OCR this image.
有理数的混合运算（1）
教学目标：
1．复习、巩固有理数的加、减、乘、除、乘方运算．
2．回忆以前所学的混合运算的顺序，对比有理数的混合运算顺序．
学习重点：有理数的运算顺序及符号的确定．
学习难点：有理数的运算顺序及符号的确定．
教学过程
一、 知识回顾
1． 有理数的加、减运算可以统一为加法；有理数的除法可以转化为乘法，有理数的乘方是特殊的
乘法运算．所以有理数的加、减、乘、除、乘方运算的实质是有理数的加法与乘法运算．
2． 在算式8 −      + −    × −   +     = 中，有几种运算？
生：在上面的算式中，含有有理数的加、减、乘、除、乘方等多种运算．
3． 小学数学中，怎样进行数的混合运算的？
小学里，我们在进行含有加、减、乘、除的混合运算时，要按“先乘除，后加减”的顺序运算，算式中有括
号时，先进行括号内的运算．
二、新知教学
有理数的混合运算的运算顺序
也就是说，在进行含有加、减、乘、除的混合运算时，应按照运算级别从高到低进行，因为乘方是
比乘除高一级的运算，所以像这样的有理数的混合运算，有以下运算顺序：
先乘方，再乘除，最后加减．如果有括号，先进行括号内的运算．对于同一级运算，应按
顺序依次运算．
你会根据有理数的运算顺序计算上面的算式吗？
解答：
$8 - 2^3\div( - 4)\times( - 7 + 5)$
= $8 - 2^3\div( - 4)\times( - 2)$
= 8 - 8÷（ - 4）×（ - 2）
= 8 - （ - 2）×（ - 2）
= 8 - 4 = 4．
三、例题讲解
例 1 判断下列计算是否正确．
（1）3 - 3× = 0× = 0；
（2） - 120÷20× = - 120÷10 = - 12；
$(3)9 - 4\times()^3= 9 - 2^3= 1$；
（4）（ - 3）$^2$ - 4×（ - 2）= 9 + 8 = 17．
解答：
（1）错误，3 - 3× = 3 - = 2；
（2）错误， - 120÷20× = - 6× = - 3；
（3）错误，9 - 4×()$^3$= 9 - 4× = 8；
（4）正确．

* * * * *

Objective:
Retype the material in full, character for character.

Exercise output:
OCR this image.
有理数的混合运算（1）
教学目标：
1．复习、巩固有理数的加、减、乘、除、乘方运算．
2．回忆以前所学的混合运算的顺序，对比有理数的混合运算顺序．
学习重点：有理数的运算顺序及符号的确定．
学习难点：有理数的运算顺序及符号的确定．
教学过程
一、 知识回顾
1． 有理数的加、减运算可以统一为加法；有理数的除法可以转化为乘法，有理数的乘方是特殊的
乘法运算．所以有理数的加、减、乘、除、乘方运算的实质是有理数的加法与乘法运算．
2． 在算式8 −      + −    × −   +     = 中，有几种运算？
生：在上面的算式中，含有有理数的加、减、乘、除、乘方等多种运算．
3． 小学数学中，怎样进行数的混合运算的？
小学里，我们在进行含有加、减、乘、除的混合运算时，要按“先乘除，后加减”的顺序运算，算式中有括
号时，先进行括号内的运算．
二、新知教学
有理数的混合运算的运算顺序
也就是说，在进行含有加、减、乘、除的混合运算时，应按照运算级别从高到低进行，因为乘方是
比乘除高一级的运算，所以像这样的有理数的混合运算，有以下运算顺序：
先乘方，再乘除，最后加减．如果有括号，先进行括号内的运算．对于同一级运算，应按
顺序依次运算．
你会根据有理数的运算顺序计算上面的算式吗？
解答：
$8 - 2^3\div( - 4)\times( - 7 + 5)$
= $8 - 2^3\div( - 4)\times( - 2)$
= 8 - 8÷（ - 4）×（ - 2）
= 8 - （ - 2）×（ - 2）
= 8 - 4 = 4．
三、例题讲解
例 1 判断下列计算是否正确．
（1）3 - 3× = 0× = 0；
（2） - 120÷20× = - 120÷10 = - 12；
$(3)9 - 4\times()^3= 9 - 2^3= 1$；
（4）（ - 3）$^2$ - 4×（ - 2）= 9 + 8 = 17．
解答：
（1）错误，3 - 3× = 3 - = 2；
（2）错误， - 120÷20× = - 6× = - 3；
（3）错误，9 - 4×()$^3$= 9 - 4× = 8；
（4）正确．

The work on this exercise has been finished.